● **Short task**:
Will you give the material below again, every line exactly as it is?

** Start of Material for this task **

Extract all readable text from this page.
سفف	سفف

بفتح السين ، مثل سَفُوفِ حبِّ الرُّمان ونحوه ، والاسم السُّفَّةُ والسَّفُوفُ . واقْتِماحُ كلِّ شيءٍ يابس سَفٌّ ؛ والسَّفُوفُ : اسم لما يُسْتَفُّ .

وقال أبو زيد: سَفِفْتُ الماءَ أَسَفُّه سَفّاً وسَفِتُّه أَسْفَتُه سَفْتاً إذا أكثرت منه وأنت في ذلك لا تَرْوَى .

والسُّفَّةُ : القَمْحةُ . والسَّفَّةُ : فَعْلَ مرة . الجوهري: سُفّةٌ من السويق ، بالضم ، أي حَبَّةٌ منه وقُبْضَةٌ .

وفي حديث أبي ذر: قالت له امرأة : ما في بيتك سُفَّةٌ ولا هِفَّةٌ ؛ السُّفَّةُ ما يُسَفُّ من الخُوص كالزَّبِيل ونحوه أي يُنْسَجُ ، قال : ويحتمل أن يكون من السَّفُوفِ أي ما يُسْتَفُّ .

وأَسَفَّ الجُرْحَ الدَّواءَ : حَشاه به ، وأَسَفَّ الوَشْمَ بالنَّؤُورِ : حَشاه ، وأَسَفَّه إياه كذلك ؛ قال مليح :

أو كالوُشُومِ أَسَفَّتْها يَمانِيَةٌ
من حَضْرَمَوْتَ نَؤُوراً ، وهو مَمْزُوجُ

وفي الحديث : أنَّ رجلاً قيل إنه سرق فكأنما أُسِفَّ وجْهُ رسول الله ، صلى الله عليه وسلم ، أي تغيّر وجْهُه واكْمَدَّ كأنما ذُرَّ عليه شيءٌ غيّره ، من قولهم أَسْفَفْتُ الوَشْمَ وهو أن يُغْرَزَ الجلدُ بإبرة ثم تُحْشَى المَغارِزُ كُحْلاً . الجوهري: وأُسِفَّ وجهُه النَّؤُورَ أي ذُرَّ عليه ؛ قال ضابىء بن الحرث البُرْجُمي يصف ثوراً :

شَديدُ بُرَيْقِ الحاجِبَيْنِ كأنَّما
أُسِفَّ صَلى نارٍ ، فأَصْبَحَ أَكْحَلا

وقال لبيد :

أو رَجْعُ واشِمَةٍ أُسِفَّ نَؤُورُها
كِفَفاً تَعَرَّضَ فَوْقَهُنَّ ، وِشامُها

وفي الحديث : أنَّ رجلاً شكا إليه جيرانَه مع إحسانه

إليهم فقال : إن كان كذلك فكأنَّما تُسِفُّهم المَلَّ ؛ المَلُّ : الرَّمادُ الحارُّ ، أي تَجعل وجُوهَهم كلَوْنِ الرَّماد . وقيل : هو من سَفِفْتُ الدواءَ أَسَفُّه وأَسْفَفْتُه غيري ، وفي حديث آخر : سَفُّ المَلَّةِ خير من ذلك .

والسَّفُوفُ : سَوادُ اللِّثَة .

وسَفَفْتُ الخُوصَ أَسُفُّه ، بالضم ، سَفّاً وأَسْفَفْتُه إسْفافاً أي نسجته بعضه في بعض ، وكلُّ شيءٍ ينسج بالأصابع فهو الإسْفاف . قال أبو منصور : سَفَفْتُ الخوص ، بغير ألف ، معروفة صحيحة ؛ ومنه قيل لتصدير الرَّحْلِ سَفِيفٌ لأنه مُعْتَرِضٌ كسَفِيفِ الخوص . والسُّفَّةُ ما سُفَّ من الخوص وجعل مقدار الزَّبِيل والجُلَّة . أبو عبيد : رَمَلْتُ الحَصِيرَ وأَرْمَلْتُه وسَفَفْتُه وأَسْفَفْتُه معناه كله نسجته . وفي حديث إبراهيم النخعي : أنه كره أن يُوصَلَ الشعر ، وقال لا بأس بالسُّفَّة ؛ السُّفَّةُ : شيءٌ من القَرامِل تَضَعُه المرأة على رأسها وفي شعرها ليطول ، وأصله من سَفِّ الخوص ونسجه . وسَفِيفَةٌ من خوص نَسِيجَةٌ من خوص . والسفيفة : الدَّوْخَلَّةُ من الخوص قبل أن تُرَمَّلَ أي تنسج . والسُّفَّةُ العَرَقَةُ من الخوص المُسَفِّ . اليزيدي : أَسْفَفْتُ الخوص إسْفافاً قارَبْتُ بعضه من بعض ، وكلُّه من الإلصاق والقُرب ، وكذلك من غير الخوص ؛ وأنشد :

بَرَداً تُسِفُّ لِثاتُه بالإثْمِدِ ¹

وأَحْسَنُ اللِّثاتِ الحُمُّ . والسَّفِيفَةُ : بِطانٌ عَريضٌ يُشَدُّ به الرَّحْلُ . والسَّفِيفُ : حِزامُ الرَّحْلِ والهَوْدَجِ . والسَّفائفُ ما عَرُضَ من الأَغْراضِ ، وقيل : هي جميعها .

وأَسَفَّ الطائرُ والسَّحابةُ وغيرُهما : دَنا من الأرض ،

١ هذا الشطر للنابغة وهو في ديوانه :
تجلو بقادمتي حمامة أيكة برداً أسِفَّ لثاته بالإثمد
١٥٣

** End of Material for this task **

● **Solution below**:
Extract all readable text from this page.
سفف	سفف

بفتح السين ، مثل سَفُوفِ حبِّ الرُّمان ونحوه ، والاسم السُّفَّةُ والسَّفُوفُ . واقْتِماحُ كلِّ شيءٍ يابس سَفٌّ ؛ والسَّفُوفُ : اسم لما يُسْتَفُّ .

وقال أبو زيد: سَفِفْتُ الماءَ أَسَفُّه سَفّاً وسَفِتُّه أَسْفَتُه سَفْتاً إذا أكثرت منه وأنت في ذلك لا تَرْوَى .

والسُّفَّةُ : القَمْحةُ . والسَّفَّةُ : فَعْلَ مرة . الجوهري: سُفّةٌ من السويق ، بالضم ، أي حَبَّةٌ منه وقُبْضَةٌ .

وفي حديث أبي ذر: قالت له امرأة : ما في بيتك سُفَّةٌ ولا هِفَّةٌ ؛ السُّفَّةُ ما يُسَفُّ من الخُوص كالزَّبِيل ونحوه أي يُنْسَجُ ، قال : ويحتمل أن يكون من السَّفُوفِ أي ما يُسْتَفُّ .

وأَسَفَّ الجُرْحَ الدَّواءَ : حَشاه به ، وأَسَفَّ الوَشْمَ بالنَّؤُورِ : حَشاه ، وأَسَفَّه إياه كذلك ؛ قال مليح :

أو كالوُشُومِ أَسَفَّتْها يَمانِيَةٌ
من حَضْرَمَوْتَ نَؤُوراً ، وهو مَمْزُوجُ

وفي الحديث : أنَّ رجلاً قيل إنه سرق فكأنما أُسِفَّ وجْهُ رسول الله ، صلى الله عليه وسلم ، أي تغيّر وجْهُه واكْمَدَّ كأنما ذُرَّ عليه شيءٌ غيّره ، من قولهم أَسْفَفْتُ الوَشْمَ وهو أن يُغْرَزَ الجلدُ بإبرة ثم تُحْشَى المَغارِزُ كُحْلاً . الجوهري: وأُسِفَّ وجهُه النَّؤُورَ أي ذُرَّ عليه ؛ قال ضابىء بن الحرث البُرْجُمي يصف ثوراً :

شَديدُ بُرَيْقِ الحاجِبَيْنِ كأنَّما
أُسِفَّ صَلى نارٍ ، فأَصْبَحَ أَكْحَلا

وقال لبيد :

أو رَجْعُ واشِمَةٍ أُسِفَّ نَؤُورُها
كِفَفاً تَعَرَّضَ فَوْقَهُنَّ ، وِشامُها

وفي الحديث : أنَّ رجلاً شكا إليه جيرانَه مع إحسانه

إليهم فقال : إن كان كذلك فكأنَّما تُسِفُّهم المَلَّ ؛ المَلُّ : الرَّمادُ الحارُّ ، أي تَجعل وجُوهَهم كلَوْنِ الرَّماد . وقيل : هو من سَفِفْتُ الدواءَ أَسَفُّه وأَسْفَفْتُه غيري ، وفي حديث آخر : سَفُّ المَلَّةِ خير من ذلك .

والسَّفُوفُ : سَوادُ اللِّثَة .

وسَفَفْتُ الخُوصَ أَسُفُّه ، بالضم ، سَفّاً وأَسْفَفْتُه إسْفافاً أي نسجته بعضه في بعض ، وكلُّ شيءٍ ينسج بالأصابع فهو الإسْفاف . قال أبو منصور : سَفَفْتُ الخوص ، بغير ألف ، معروفة صحيحة ؛ ومنه قيل لتصدير الرَّحْلِ سَفِيفٌ لأنه مُعْتَرِضٌ كسَفِيفِ الخوص . والسُّفَّةُ ما سُفَّ من الخوص وجعل مقدار الزَّبِيل والجُلَّة . أبو عبيد : رَمَلْتُ الحَصِيرَ وأَرْمَلْتُه وسَفَفْتُه وأَسْفَفْتُه معناه كله نسجته . وفي حديث إبراهيم النخعي : أنه كره أن يُوصَلَ الشعر ، وقال لا بأس بالسُّفَّة ؛ السُّفَّةُ : شيءٌ من القَرامِل تَضَعُه المرأة على رأسها وفي شعرها ليطول ، وأصله من سَفِّ الخوص ونسجه . وسَفِيفَةٌ من خوص نَسِيجَةٌ من خوص . والسفيفة : الدَّوْخَلَّةُ من الخوص قبل أن تُرَمَّلَ أي تنسج . والسُّفَّةُ العَرَقَةُ من الخوص المُسَفِّ . اليزيدي : أَسْفَفْتُ الخوص إسْفافاً قارَبْتُ بعضه من بعض ، وكلُّه من الإلصاق والقُرب ، وكذلك من غير الخوص ؛ وأنشد :

بَرَداً تُسِفُّ لِثاتُه بالإثْمِدِ ¹

وأَحْسَنُ اللِّثاتِ الحُمُّ . والسَّفِيفَةُ : بِطانٌ عَريضٌ يُشَدُّ به الرَّحْلُ . والسَّفِيفُ : حِزامُ الرَّحْلِ والهَوْدَجِ . والسَّفائفُ ما عَرُضَ من الأَغْراضِ ، وقيل : هي جميعها .

وأَسَفَّ الطائرُ والسَّحابةُ وغيرُهما : دَنا من الأرض ،

١ هذا الشطر للنابغة وهو في ديوانه :
تجلو بقادمتي حمامة أيكة برداً أسِفَّ لثاته بالإثمد
١٥٣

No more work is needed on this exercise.